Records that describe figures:

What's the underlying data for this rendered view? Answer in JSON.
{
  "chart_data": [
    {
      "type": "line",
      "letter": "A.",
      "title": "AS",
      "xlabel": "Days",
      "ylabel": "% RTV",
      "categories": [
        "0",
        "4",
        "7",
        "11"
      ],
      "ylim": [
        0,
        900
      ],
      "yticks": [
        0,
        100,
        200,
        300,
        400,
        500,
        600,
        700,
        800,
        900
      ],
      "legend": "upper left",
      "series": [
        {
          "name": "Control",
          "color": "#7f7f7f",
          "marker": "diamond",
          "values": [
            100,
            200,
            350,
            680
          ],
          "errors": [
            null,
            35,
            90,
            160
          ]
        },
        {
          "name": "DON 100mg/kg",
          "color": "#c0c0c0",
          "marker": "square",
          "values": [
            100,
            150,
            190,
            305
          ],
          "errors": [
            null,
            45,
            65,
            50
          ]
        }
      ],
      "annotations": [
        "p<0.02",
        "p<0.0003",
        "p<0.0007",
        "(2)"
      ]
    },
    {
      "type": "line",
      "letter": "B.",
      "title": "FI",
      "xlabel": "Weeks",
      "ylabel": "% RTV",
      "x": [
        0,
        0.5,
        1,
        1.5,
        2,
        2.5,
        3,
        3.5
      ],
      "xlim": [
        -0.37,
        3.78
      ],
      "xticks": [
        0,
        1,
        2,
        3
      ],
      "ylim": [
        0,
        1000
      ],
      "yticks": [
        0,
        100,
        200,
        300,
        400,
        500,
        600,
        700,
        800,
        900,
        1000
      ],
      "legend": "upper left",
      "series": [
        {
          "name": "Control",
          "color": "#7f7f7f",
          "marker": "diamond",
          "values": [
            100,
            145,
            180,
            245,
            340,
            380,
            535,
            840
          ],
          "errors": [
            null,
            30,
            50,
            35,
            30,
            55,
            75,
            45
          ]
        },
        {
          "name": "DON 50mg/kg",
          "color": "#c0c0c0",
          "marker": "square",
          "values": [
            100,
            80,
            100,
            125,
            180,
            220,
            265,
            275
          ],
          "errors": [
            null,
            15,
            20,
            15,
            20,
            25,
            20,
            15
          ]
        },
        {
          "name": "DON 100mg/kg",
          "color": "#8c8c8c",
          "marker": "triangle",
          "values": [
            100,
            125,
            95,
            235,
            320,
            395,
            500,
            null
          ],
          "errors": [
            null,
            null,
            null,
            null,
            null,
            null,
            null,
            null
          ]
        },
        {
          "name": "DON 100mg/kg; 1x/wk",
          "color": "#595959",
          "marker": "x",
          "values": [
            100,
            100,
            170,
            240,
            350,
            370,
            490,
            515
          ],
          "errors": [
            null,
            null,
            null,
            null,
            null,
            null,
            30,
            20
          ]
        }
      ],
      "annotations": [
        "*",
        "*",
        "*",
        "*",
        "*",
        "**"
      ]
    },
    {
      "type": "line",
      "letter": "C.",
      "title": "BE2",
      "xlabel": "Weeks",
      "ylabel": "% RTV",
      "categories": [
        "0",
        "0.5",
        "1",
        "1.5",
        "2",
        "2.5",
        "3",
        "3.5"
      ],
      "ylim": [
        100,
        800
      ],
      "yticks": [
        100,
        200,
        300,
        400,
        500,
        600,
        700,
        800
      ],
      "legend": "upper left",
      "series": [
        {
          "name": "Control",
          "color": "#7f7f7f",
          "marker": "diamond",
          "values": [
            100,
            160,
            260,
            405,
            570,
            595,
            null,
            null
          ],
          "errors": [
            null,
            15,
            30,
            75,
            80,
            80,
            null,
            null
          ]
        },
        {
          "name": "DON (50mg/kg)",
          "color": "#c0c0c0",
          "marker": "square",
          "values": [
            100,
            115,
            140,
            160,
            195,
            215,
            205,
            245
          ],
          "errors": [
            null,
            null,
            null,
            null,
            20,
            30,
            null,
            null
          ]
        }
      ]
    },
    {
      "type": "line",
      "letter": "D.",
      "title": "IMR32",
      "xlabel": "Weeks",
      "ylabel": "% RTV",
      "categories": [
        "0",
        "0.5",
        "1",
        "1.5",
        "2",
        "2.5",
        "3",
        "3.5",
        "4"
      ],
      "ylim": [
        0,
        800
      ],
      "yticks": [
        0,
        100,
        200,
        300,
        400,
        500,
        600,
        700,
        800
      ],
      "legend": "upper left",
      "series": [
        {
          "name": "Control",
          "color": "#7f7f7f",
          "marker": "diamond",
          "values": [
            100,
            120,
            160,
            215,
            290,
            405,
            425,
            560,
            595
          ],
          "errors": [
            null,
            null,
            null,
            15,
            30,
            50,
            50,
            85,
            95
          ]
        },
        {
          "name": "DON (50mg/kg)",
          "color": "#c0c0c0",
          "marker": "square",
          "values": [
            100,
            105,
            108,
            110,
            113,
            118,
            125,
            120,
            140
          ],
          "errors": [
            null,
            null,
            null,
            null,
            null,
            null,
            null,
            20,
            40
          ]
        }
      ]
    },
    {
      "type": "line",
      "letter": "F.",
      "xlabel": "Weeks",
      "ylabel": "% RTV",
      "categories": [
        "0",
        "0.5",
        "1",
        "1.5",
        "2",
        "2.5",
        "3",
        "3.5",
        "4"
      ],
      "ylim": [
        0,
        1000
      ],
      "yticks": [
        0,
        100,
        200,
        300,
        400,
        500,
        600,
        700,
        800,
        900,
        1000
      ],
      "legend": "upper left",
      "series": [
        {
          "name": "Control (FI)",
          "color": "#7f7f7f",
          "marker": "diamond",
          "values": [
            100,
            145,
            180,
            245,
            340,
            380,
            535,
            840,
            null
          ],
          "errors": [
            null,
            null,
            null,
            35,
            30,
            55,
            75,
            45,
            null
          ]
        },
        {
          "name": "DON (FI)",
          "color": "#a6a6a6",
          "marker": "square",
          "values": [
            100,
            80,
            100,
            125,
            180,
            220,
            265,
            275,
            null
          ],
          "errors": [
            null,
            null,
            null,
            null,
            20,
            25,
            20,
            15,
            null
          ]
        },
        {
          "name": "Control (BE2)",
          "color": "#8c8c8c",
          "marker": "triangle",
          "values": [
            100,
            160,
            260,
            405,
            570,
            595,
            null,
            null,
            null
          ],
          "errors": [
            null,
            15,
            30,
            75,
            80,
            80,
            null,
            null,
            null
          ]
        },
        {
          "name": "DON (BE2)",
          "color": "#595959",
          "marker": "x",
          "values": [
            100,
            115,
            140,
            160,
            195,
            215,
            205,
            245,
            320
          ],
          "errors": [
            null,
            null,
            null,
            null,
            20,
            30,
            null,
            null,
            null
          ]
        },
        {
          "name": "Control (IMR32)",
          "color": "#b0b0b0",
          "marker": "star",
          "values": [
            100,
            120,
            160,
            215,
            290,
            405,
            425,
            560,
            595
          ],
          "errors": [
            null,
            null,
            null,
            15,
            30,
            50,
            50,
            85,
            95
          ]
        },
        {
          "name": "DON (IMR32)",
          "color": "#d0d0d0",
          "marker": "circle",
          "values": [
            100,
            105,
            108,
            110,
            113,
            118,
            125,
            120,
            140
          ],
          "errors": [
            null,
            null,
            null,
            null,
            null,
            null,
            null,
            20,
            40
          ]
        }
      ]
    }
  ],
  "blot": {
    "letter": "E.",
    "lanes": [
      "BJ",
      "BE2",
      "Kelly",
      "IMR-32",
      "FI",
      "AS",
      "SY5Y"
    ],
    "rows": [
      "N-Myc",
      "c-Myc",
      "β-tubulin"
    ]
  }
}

WHAT YOU WILL DO — Give the material above again, word for word.

REPLY —
What's the underlying data for this rendered view? Answer in JSON.
{
  "chart_data": [
    {
      "type": "line",
      "letter": "A.",
      "title": "AS",
      "xlabel": "Days",
      "ylabel": "% RTV",
      "categories": [
        "0",
        "4",
        "7",
        "11"
      ],
      "ylim": [
        0,
        900
      ],
      "yticks": [
        0,
        100,
        200,
        300,
        400,
        500,
        600,
        700,
        800,
        900
      ],
      "legend": "upper left",
      "series": [
        {
          "name": "Control",
          "color": "#7f7f7f",
          "marker": "diamond",
          "values": [
            100,
            200,
            350,
            680
          ],
          "errors": [
            null,
            35,
            90,
            160
          ]
        },
        {
          "name": "DON 100mg/kg",
          "color": "#c0c0c0",
          "marker": "square",
          "values": [
            100,
            150,
            190,
            305
          ],
          "errors": [
            null,
            45,
            65,
            50
          ]
        }
      ],
      "annotations": [
        "p<0.02",
        "p<0.0003",
        "p<0.0007",
        "(2)"
      ]
    },
    {
      "type": "line",
      "letter": "B.",
      "title": "FI",
      "xlabel": "Weeks",
      "ylabel": "% RTV",
      "x": [
        0,
        0.5,
        1,
        1.5,
        2,
        2.5,
        3,
        3.5
      ],
      "xlim": [
        -0.37,
        3.78
      ],
      "xticks": [
        0,
        1,
        2,
        3
      ],
      "ylim": [
        0,
        1000
      ],
      "yticks": [
        0,
        100,
        200,
        300,
        400,
        500,
        600,
        700,
        800,
        900,
        1000
      ],
      "legend": "upper left",
      "series": [
        {
          "name": "Control",
          "color": "#7f7f7f",
          "marker": "diamond",
          "values": [
            100,
            145,
            180,
            245,
            340,
            380,
            535,
            840
          ],
          "errors": [
            null,
            30,
            50,
            35,
            30,
            55,
            75,
            45
          ]
        },
        {
          "name": "DON 50mg/kg",
          "color": "#c0c0c0",
          "marker": "square",
          "values": [
            100,
            80,
            100,
            125,
            180,
            220,
            265,
            275
          ],
          "errors": [
            null,
            15,
            20,
            15,
            20,
            25,
            20,
            15
          ]
        },
        {
          "name": "DON 100mg/kg",
          "color": "#8c8c8c",
          "marker": "triangle",
          "values": [
            100,
            125,
            95,
            235,
            320,
            395,
            500,
            null
          ],
          "errors": [
            null,
            null,
            null,
            null,
            null,
            null,
            null,
            null
          ]
        },
        {
          "name": "DON 100mg/kg; 1x/wk",
          "color": "#595959",
          "marker": "x",
          "values": [
            100,
            100,
            170,
            240,
            350,
            370,
            490,
            515
          ],
          "errors": [
            null,
            null,
            null,
            null,
            null,
            null,
            30,
            20
          ]
        }
      ],
      "annotations": [
        "*",
        "*",
        "*",
        "*",
        "*",
        "**"
      ]
    },
    {
      "type": "line",
      "letter": "C.",
      "title": "BE2",
      "xlabel": "Weeks",
      "ylabel": "% RTV",
      "categories": [
        "0",
        "0.5",
        "1",
        "1.5",
        "2",
        "2.5",
        "3",
        "3.5"
      ],
      "ylim": [
        100,
        800
      ],
      "yticks": [
        100,
        200,
        300,
        400,
        500,
        600,
        700,
        800
      ],
      "legend": "upper left",
      "series": [
        {
          "name": "Control",
          "color": "#7f7f7f",
          "marker": "diamond",
          "values": [
            100,
            160,
            260,
            405,
            570,
            595,
            null,
            null
          ],
          "errors": [
            null,
            15,
            30,
            75,
            80,
            80,
            null,
            null
          ]
        },
        {
          "name": "DON (50mg/kg)",
          "color": "#c0c0c0",
          "marker": "square",
          "values": [
            100,
            115,
            140,
            160,
            195,
            215,
            205,
            245
          ],
          "errors": [
            null,
            null,
            null,
            null,
            20,
            30,
            null,
            null
          ]
        }
      ]
    },
    {
      "type": "line",
      "letter": "D.",
      "title": "IMR32",
      "xlabel": "Weeks",
      "ylabel": "% RTV",
      "categories": [
        "0",
        "0.5",
        "1",
        "1.5",
        "2",
        "2.5",
        "3",
        "3.5",
        "4"
      ],
      "ylim": [
        0,
        800
      ],
      "yticks": [
        0,
        100,
        200,
        300,
        400,
        500,
        600,
        700,
        800
      ],
      "legend": "upper left",
      "series": [
        {
          "name": "Control",
          "color": "#7f7f7f",
          "marker": "diamond",
          "values": [
            100,
            120,
            160,
            215,
            290,
            405,
            425,
            560,
            595
          ],
          "errors": [
            null,
            null,
            null,
            15,
            30,
            50,
            50,
            85,
            95
          ]
        },
        {
          "name": "DON (50mg/kg)",
          "color": "#c0c0c0",
          "marker": "square",
          "values": [
            100,
            105,
            108,
            110,
            113,
            118,
            125,
            120,
            140
          ],
          "errors": [
            null,
            null,
            null,
            null,
            null,
            null,
            null,
            20,
            40
          ]
        }
      ]
    },
    {
      "type": "line",
      "letter": "F.",
      "xlabel": "Weeks",
      "ylabel": "% RTV",
      "categories": [
        "0",
        "0.5",
        "1",
        "1.5",
        "2",
        "2.5",
        "3",
        "3.5",
        "4"
      ],
      "ylim": [
        0,
        1000
      ],
      "yticks": [
        0,
        100,
        200,
        300,
        400,
        500,
        600,
        700,
        800,
        900,
        1000
      ],
      "legend": "upper left",
      "series": [
        {
          "name": "Control (FI)",
          "color": "#7f7f7f",
          "marker": "diamond",
          "values": [
            100,
            145,
            180,
            245,
            340,
            380,
            535,
            840,
            null
          ],
          "errors": [
            null,
            null,
            null,
            35,
            30,
            55,
            75,
            45,
            null
          ]
        },
        {
          "name": "DON (FI)",
          "color": "#a6a6a6",
          "marker": "square",
          "values": [
            100,
            80,
            100,
            125,
            180,
            220,
            265,
            275,
            null
          ],
          "errors": [
            null,
            null,
            null,
            null,
            20,
            25,
            20,
            15,
            null
          ]
        },
        {
          "name": "Control (BE2)",
          "color": "#8c8c8c",
          "marker": "triangle",
          "values": [
            100,
            160,
            260,
            405,
            570,
            595,
            null,
            null,
            null
          ],
          "errors": [
            null,
            15,
            30,
            75,
            80,
            80,
            null,
            null,
            null
          ]
        },
        {
          "name": "DON (BE2)",
          "color": "#595959",
          "marker": "x",
          "values": [
            100,
            115,
            140,
            160,
            195,
            215,
            205,
            245,
            320
          ],
          "errors": [
            null,
            null,
            null,
            null,
            20,
            30,
            null,
            null,
            null
          ]
        },
        {
          "name": "Control (IMR32)",
          "color": "#b0b0b0",
          "marker": "star",
          "values": [
            100,
            120,
            160,
            215,
            290,
            405,
            425,
            560,
            595
          ],
          "errors": [
            null,
            null,
            null,
            15,
            30,
            50,
            50,
            85,
            95
          ]
        },
        {
          "name": "DON (IMR32)",
          "color": "#d0d0d0",
          "marker": "circle",
          "values": [
            100,
            105,
            108,
            110,
            113,
            118,
            125,
            120,
            140
          ],
          "errors": [
            null,
            null,
            null,
            null,
            null,
            null,
            null,
            20,
            40
          ]
        }
      ]
    }
  ],
  "blot": {
    "letter": "E.",
    "lanes": [
      "BJ",
      "BE2",
      "Kelly",
      "IMR-32",
      "FI",
      "AS",
      "SY5Y"
    ],
    "rows": [
      "N-Myc",
      "c-Myc",
      "β-tubulin"
    ]
  }
}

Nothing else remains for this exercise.